• _What is being asked_
Show all lines from the listing below that contain "وأما".

=======

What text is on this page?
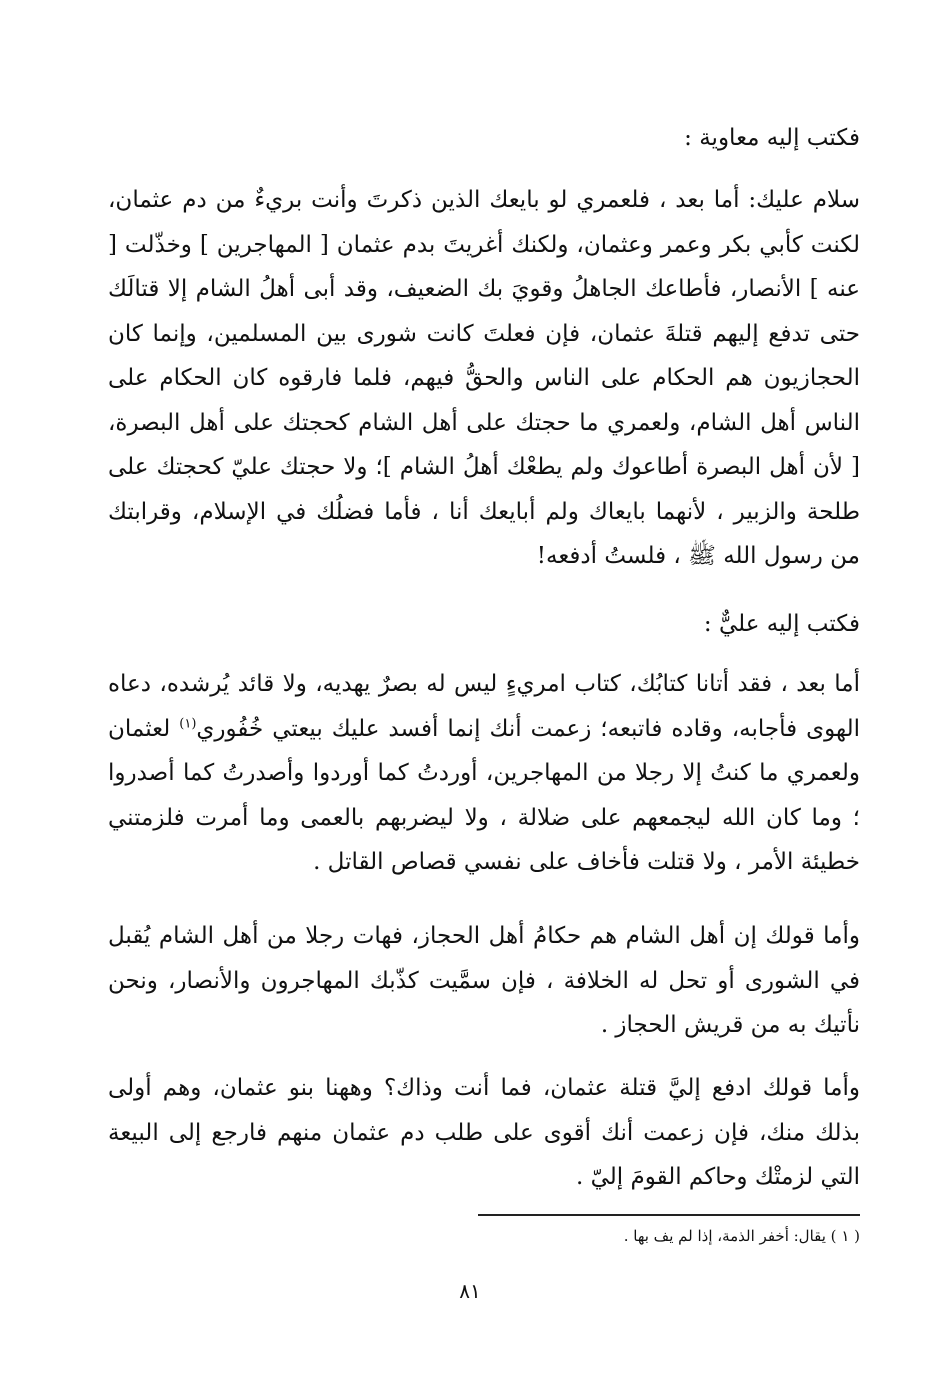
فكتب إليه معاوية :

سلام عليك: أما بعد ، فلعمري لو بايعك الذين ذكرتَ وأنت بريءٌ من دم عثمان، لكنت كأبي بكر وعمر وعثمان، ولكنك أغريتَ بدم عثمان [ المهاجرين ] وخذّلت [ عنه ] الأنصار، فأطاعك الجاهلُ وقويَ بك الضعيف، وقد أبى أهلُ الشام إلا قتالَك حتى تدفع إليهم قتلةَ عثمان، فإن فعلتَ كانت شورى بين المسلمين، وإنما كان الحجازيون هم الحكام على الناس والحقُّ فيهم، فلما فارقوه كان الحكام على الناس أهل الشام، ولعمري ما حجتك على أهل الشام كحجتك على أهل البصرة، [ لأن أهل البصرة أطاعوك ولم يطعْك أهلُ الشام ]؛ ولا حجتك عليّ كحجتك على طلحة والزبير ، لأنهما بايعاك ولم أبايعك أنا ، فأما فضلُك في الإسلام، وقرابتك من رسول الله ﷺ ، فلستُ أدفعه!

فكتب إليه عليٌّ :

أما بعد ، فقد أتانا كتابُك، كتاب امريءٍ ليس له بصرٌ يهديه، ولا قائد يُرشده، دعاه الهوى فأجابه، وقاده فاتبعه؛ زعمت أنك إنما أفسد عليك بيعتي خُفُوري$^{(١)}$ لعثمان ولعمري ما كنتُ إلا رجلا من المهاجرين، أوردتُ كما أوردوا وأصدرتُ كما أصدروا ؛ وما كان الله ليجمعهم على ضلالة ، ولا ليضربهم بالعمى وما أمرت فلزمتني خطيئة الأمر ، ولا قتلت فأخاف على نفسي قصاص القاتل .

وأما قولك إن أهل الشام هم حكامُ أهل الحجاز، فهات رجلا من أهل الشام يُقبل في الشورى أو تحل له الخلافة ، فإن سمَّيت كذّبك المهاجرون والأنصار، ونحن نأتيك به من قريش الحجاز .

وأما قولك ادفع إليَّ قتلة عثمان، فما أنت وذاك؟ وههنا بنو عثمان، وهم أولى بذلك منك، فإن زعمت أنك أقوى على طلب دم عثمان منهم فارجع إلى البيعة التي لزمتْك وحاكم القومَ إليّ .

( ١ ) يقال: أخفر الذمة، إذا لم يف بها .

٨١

=======

• _Written response_
وأما قولك إن أهل الشام هم حكامُ أهل الحجاز، فهات رجلا من أهل الشام يُقبل في الشورى أو تحل له الخلافة ، فإن سمَّيت كذّبك المهاجرون والأنصار، ونحن نأتيك به من قريش الحجاز .
وأما قولك ادفع إليَّ قتلة عثمان، فما أنت وذاك؟ وههنا بنو عثمان، وهم أولى بذلك منك، فإن زعمت أنك أقوى على طلب دم عثمان منهم فارجع إلى البيعة التي لزمتْك وحاكم القومَ إليّ .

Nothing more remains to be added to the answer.